##### Given information #####

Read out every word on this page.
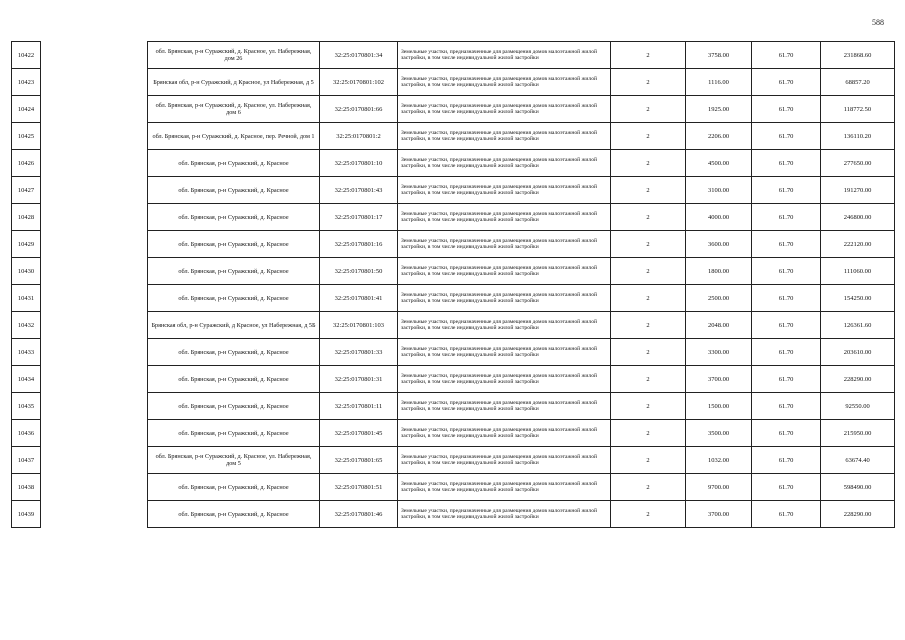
588
10422		обл. Брянская, р-н Суражский, д. Красное, ул. Набережная, дом 26	32:25:0170801:34	Земельные участки, предназначенные для размещения домов малоэтажной жилой застройки, в том числе индивидуальной жилой застройки	2	3758.00	61.70	231868.60
10423		Брянская обл, р-н Суражский, д Красное, ул Набережная, д 5	32:25:0170801:102	Земельные участки, предназначенные для размещения домов малоэтажной жилой застройки, в том числе индивидуальной жилой застройки	2	1116.00	61.70	68857.20
10424		обл. Брянская, р-н Суражский, д. Красное, ул. Набережная, дом 6	32:25:0170801:66	Земельные участки, предназначенные для размещения домов малоэтажной жилой застройки, в том числе индивидуальной жилой застройки	2	1925.00	61.70	118772.50
10425		обл. Брянская, р-н Суражский, д. Красное, пер. Речной, дом 1	32:25:0170801:2	Земельные участки, предназначенные для размещения домов малоэтажной жилой застройки, в том числе индивидуальной жилой застройки	2	2206.00	61.70	136110.20
10426		обл. Брянская, р-н Суражский, д. Красное	32:25:0170801:10	Земельные участки, предназначенные для размещения домов малоэтажной жилой застройки, в том числе индивидуальной жилой застройки	2	4500.00	61.70	277650.00
10427		обл. Брянская, р-н Суражский, д. Красное	32:25:0170801:43	Земельные участки, предназначенные для размещения домов малоэтажной жилой застройки, в том числе индивидуальной жилой застройки	2	3100.00	61.70	191270.00
10428		обл. Брянская, р-н Суражский, д. Красное	32:25:0170801:17	Земельные участки, предназначенные для размещения домов малоэтажной жилой застройки, в том числе индивидуальной жилой застройки	2	4000.00	61.70	246800.00
10429		обл. Брянская, р-н Суражский, д. Красное	32:25:0170801:16	Земельные участки, предназначенные для размещения домов малоэтажной жилой застройки, в том числе индивидуальной жилой застройки	2	3600.00	61.70	222120.00
10430		обл. Брянская, р-н Суражский, д. Красное	32:25:0170801:50	Земельные участки, предназначенные для размещения домов малоэтажной жилой застройки, в том числе индивидуальной жилой застройки	2	1800.00	61.70	111060.00
10431		обл. Брянская, р-н Суражский, д. Красное	32:25:0170801:41	Земельные участки, предназначенные для размещения домов малоэтажной жилой застройки, в том числе индивидуальной жилой застройки	2	2500.00	61.70	154250.00
10432		Брянская обл, р-н Суражский, д Красное, ул Набережная, д 5Б	32:25:0170801:103	Земельные участки, предназначенные для размещения домов малоэтажной жилой застройки, в том числе индивидуальной жилой застройки	2	2048.00	61.70	126361.60
10433		обл. Брянская, р-н Суражский, д. Красное	32:25:0170801:33	Земельные участки, предназначенные для размещения домов малоэтажной жилой застройки, в том числе индивидуальной жилой застройки	2	3300.00	61.70	203610.00
10434		обл. Брянская, р-н Суражский, д. Красное	32:25:0170801:31	Земельные участки, предназначенные для размещения домов малоэтажной жилой застройки, в том числе индивидуальной жилой застройки	2	3700.00	61.70	228290.00
10435		обл. Брянская, р-н Суражский, д. Красное	32:25:0170801:11	Земельные участки, предназначенные для размещения домов малоэтажной жилой застройки, в том числе индивидуальной жилой застройки	2	1500.00	61.70	92550.00
10436		обл. Брянская, р-н Суражский, д. Красное	32:25:0170801:45	Земельные участки, предназначенные для размещения домов малоэтажной жилой застройки, в том числе индивидуальной жилой застройки	2	3500.00	61.70	215950.00
10437		обл. Брянская, р-н Суражский, д. Красное, ул. Набережная, дом 5	32:25:0170801:65	Земельные участки, предназначенные для размещения домов малоэтажной жилой застройки, в том числе индивидуальной жилой застройки	2	1032.00	61.70	63674.40
10438		обл. Брянская, р-н Суражский, д. Красное	32:25:0170801:51	Земельные участки, предназначенные для размещения домов малоэтажной жилой застройки, в том числе индивидуальной жилой застройки	2	9700.00	61.70	598490.00
10439		обл. Брянская, р-н Суражский, д. Красное	32:25:0170801:46	Земельные участки, предназначенные для размещения домов малоэтажной жилой застройки, в том числе индивидуальной жилой застройки	2	3700.00	61.70	228290.00
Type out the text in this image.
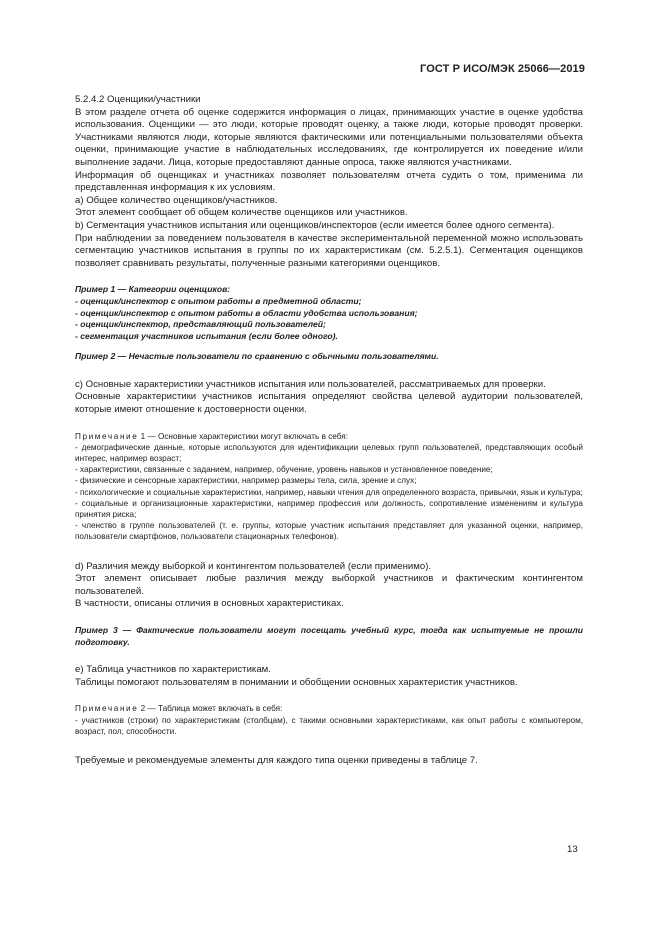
ГОСТ Р ИСО/МЭК 25066—2019

5.2.4.2 Оценщики/участники

В этом разделе отчета об оценке содержится информация о лицах, принимающих участие в оценке удобства использования. Оценщики — это люди, которые проводят оценку, а также люди, которые проводят проверки. Участниками являются люди, которые являются фактическими или потенциальными пользователями объекта оценки, принимающие участие в наблюдательных исследованиях, где контролируется их поведение и/или выполнение задачи. Лица, которые предоставляют данные опроса, также являются участниками.

Информация об оценщиках и участниках позволяет пользователям отчета судить о том, применима ли представленная информация к их условиям.

a) Общее количество оценщиков/участников.

Этот элемент сообщает об общем количестве оценщиков или участников.

b) Сегментация участников испытания или оценщиков/инспекторов (если имеется более одного сегмента).

При наблюдении за поведением пользователя в качестве экспериментальной переменной можно использовать сегментацию участников испытания в группы по их характеристикам (см. 5.2.5.1). Сегментация оценщиков позволяет сравнивать результаты, полученные разными категориями оценщиков.

Пример 1 — Категории оценщиков:

- оценщик/инспектор с опытом работы в предметной области;

- оценщик/инспектор с опытом работы в области удобства использования;

- оценщик/инспектор, представляющий пользователей;

- сегментация участников испытания (если более одного).

Пример 2 — Нечастые пользователи по сравнению с обычными пользователями.

c) Основные характеристики участников испытания или пользователей, рассматриваемых для проверки.

Основные характеристики участников испытания определяют свойства целевой аудитории пользователей, которые имеют отношение к достоверности оценки.

Примечание 1 — Основные характеристики могут включать в себя:

- демографические данные, которые используются для идентификации целевых групп пользователей, представляющих особый интерес, например возраст;

- характеристики, связанные с заданием, например, обучение, уровень навыков и установленное поведение;

- физические и сенсорные характеристики, например размеры тела, сила, зрение и слух;

- психологические и социальные характеристики, например, навыки чтения для определенного возраста, привычки, язык и культура;

- социальные и организационные характеристики, например профессия или должность, сопротивление изменениям и культура принятия риска;

- членство в группе пользователей (т. е. группы, которые участник испытания представляет для указанной оценки, например, пользователи смартфонов, пользователи стационарных телефонов).

d) Различия между выборкой и контингентом пользователей (если применимо).

Этот элемент описывает любые различия между выборкой участников и фактическим контингентом пользователей.

В частности, описаны отличия в основных характеристиках.

Пример 3 — Фактические пользователи могут посещать учебный курс, тогда как испытуемые не прошли подготовку.

e) Таблица участников по характеристикам.

Таблицы помогают пользователям в понимании и обобщении основных характеристик участников.

Примечание 2 — Таблица может включать в себя:

- участников (строки) по характеристикам (столбцам), с такими основными характеристиками, как опыт работы с компьютером, возраст, пол, способности.

Требуемые и рекомендуемые элементы для каждого типа оценки приведены в таблице 7.

13
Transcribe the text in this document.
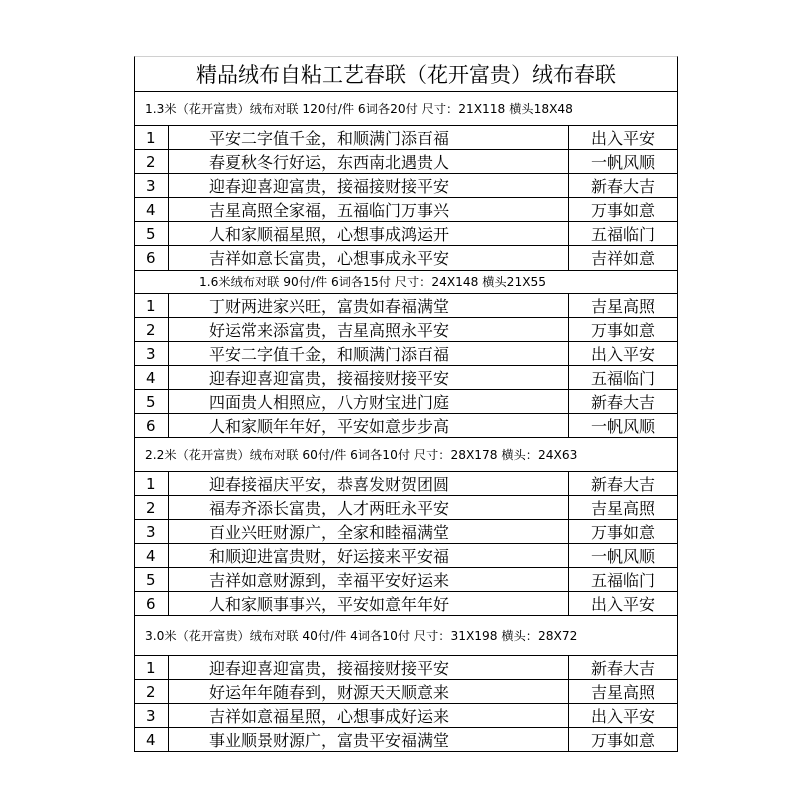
精品绒布自粘工艺春联（花开富贵）绒布春联
1.3米（花开富贵）绒布对联 120付/件 6词各20付 尺寸：21X118 横头18X48
1	平安二字值千金，和顺满门添百福	出入平安
2	春夏秋冬行好运，东西南北遇贵人	一帆风顺
3	迎春迎喜迎富贵，接福接财接平安	新春大吉
4	吉星高照全家福，五福临门万事兴	万事如意
5	人和家顺福星照，心想事成鸿运开	五福临门
6	吉祥如意长富贵，心想事成永平安	吉祥如意
1.6米绒布对联 90付/件 6词各15付 尺寸：24X148 横头21X55
1	丁财两进家兴旺，富贵如春福满堂	吉星高照
2	好运常来添富贵，吉星高照永平安	万事如意
3	平安二字值千金，和顺满门添百福	出入平安
4	迎春迎喜迎富贵，接福接财接平安	五福临门
5	四面贵人相照应，八方财宝进门庭	新春大吉
6	人和家顺年年好，平安如意步步高	一帆风顺
2.2米（花开富贵）绒布对联 60付/件 6词各10付 尺寸：28X178 横头：24X63
1	迎春接福庆平安，恭喜发财贺团圆	新春大吉
2	福寿齐添长富贵，人才两旺永平安	吉星高照
3	百业兴旺财源广，全家和睦福满堂	万事如意
4	和顺迎进富贵财，好运接来平安福	一帆风顺
5	吉祥如意财源到，幸福平安好运来	五福临门
6	人和家顺事事兴，平安如意年年好	出入平安
3.0米（花开富贵）绒布对联 40付/件 4词各10付 尺寸：31X198 横头：28X72
1	迎春迎喜迎富贵，接福接财接平安	新春大吉
2	好运年年随春到，财源天天顺意来	吉星高照
3	吉祥如意福星照，心想事成好运来	出入平安
4	事业顺景财源广，富贵平安福满堂	万事如意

#####

• _Exercise prompt_
Omit all pictures and write out, exactly, only the lines from the line containing "Transcribe the text in this document." through the last line of the entries above.

• _Worked solution_
Transcribe the text in this document.
精品绒布自粘工艺春联（花开富贵）绒布春联
1.3米（花开富贵）绒布对联 120付/件 6词各20付 尺寸：21X118 横头18X48
1	平安二字值千金，和顺满门添百福	出入平安
2	春夏秋冬行好运，东西南北遇贵人	一帆风顺
3	迎春迎喜迎富贵，接福接财接平安	新春大吉
4	吉星高照全家福，五福临门万事兴	万事如意
5	人和家顺福星照，心想事成鸿运开	五福临门
6	吉祥如意长富贵，心想事成永平安	吉祥如意
1.6米绒布对联 90付/件 6词各15付 尺寸：24X148 横头21X55
1	丁财两进家兴旺，富贵如春福满堂	吉星高照
2	好运常来添富贵，吉星高照永平安	万事如意
3	平安二字值千金，和顺满门添百福	出入平安
4	迎春迎喜迎富贵，接福接财接平安	五福临门
5	四面贵人相照应，八方财宝进门庭	新春大吉
6	人和家顺年年好，平安如意步步高	一帆风顺
2.2米（花开富贵）绒布对联 60付/件 6词各10付 尺寸：28X178 横头：24X63
1	迎春接福庆平安，恭喜发财贺团圆	新春大吉
2	福寿齐添长富贵，人才两旺永平安	吉星高照
3	百业兴旺财源广，全家和睦福满堂	万事如意
4	和顺迎进富贵财，好运接来平安福	一帆风顺
5	吉祥如意财源到，幸福平安好运来	五福临门
6	人和家顺事事兴，平安如意年年好	出入平安
3.0米（花开富贵）绒布对联 40付/件 4词各10付 尺寸：31X198 横头：28X72
1	迎春迎喜迎富贵，接福接财接平安	新春大吉
2	好运年年随春到，财源天天顺意来	吉星高照
3	吉祥如意福星照，心想事成好运来	出入平安
4	事业顺景财源广，富贵平安福满堂	万事如意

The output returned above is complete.